- _Task to complete_:
Report the number of lines in the entries below that include the word "校级三好学生", and nothing else.

- _Records for this task_:
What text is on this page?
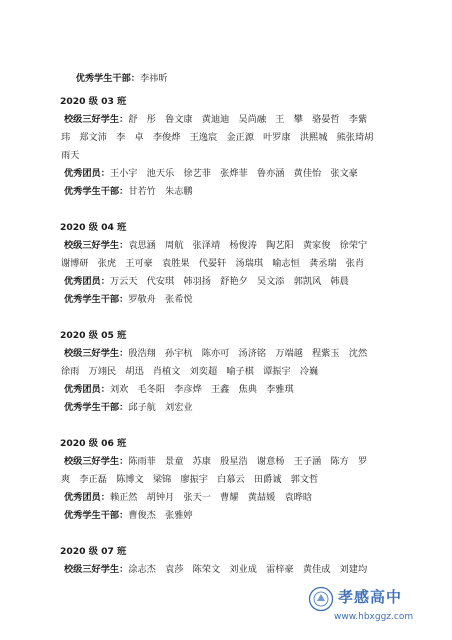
优秀学生干部：李祎昕

2020 级 03 班
校级三好学生：舒　彤　鲁文康　黄迪迪　吴尚融　王　攀　骆晏哲　李紫
玮　郑文沛　李　卓　李俊烨　王逸宸　金正源　叶罗康　洪熙城　熊张琦胡
雨天
优秀团员：王小宇　池天乐　徐艺菲　张烨菲　鲁亦涵　黄佳怡　张文豪
优秀学生干部：甘若竹　朱志鹏
2020 级 04 班
校级三好学生：袁思涵　周航　张泽靖　杨俊涛　陶艺阳　黄家俊　徐荣宁
谢博研　张虎　王可豪　袁胜果　代晏轩　汤瑞琪　喻志恒　龚丞瑞　张肖
优秀团员：万云天　代安琪　韩羽扬　舒艳夕　吴文添　郭凯风　韩晨
优秀学生干部：罗敬舟　张希悦
2020 级 05 班
校级三好学生：殷浩翔　孙宇杭　陈亦可　汤济铭　万端越　程紫玉　沈然
徐雨　万翊民　胡迅　肖植文　刘奕超　喻子棋　谭振宇　冷巍
优秀团员：刘欢　毛冬阳　李彦烨　王鑫　焦典　李雅琪
优秀学生干部：邱子航　刘宏业
2020 级 06 班
校级三好学生：陈雨菲　景童　苏康　殷星浩　谢意杨　王子涵　陈方　罗
爽　李正磊　陈博文　梁锦　廖振宇　白慕云　田爵诚　郭文哲
优秀团员：赖正然　胡钟月　张天一　曹耀　黄喆媛　袁晔晗
优秀学生干部：曹俊杰　张雅婷
2020 级 07 班
校级三好学生：涂志杰　袁莎　陈荣文　刘业成　雷梓豪　黄佳成　刘建均
孝感高中
www.hbxggz.com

- _In response_:
5